:: Given problem ::
Look through the lines below and extract each one that contains "Windows".

::::

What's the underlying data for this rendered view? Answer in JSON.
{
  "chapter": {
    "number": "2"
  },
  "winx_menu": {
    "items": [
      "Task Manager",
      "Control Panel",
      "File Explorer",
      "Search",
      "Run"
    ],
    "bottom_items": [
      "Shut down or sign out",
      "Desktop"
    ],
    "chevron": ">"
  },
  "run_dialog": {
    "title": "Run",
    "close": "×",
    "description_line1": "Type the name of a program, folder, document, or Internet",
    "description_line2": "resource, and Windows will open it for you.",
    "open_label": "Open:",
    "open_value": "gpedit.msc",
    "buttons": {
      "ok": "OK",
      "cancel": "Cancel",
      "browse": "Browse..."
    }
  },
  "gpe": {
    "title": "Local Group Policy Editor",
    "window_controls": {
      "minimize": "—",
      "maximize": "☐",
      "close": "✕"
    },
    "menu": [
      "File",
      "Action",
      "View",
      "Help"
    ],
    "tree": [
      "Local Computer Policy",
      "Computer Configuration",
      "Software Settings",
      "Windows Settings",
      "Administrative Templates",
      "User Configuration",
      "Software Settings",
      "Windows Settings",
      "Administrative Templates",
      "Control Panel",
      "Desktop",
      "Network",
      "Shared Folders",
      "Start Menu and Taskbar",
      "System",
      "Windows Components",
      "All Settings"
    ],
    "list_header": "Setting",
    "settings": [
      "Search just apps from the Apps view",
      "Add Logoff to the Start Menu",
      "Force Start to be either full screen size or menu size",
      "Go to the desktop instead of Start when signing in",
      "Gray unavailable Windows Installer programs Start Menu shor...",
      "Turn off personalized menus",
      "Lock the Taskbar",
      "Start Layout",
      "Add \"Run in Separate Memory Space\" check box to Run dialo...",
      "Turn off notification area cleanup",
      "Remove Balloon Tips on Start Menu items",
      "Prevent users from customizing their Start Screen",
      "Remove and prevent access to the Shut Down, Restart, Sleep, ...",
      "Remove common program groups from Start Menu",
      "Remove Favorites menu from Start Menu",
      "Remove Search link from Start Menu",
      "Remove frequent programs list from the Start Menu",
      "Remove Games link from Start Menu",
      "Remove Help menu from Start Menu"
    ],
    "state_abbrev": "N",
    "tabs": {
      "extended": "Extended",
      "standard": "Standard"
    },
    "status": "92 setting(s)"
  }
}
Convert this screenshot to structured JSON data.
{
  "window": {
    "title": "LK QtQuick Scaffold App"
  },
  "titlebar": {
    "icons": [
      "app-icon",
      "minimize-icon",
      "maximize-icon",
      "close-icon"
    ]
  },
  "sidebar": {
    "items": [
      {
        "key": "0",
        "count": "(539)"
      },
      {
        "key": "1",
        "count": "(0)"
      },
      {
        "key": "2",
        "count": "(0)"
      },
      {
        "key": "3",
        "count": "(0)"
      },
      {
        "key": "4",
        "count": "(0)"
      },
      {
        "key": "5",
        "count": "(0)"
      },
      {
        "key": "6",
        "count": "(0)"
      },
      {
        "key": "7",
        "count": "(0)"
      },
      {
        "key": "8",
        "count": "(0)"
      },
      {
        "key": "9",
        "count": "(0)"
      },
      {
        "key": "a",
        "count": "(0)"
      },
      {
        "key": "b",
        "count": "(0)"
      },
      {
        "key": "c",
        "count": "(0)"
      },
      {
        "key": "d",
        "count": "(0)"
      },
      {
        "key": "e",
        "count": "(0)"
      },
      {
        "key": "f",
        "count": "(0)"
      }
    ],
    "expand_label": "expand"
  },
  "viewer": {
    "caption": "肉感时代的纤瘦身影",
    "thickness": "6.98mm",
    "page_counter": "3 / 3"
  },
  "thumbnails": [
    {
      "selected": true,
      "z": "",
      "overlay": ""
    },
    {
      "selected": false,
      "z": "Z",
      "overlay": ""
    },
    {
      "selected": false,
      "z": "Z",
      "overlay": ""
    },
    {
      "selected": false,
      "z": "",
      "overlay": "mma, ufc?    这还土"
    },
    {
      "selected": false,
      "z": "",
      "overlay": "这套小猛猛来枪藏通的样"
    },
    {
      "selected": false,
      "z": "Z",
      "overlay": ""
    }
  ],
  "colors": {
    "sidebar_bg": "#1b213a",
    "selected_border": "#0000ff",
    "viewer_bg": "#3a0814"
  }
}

::::

:: Task output ::
    "description_line2": "resource, and Windows will open it for you.",
      "Windows Settings",
      "Windows Settings",
      "Windows Components",
      "Gray unavailable Windows Installer programs Start Menu shor...",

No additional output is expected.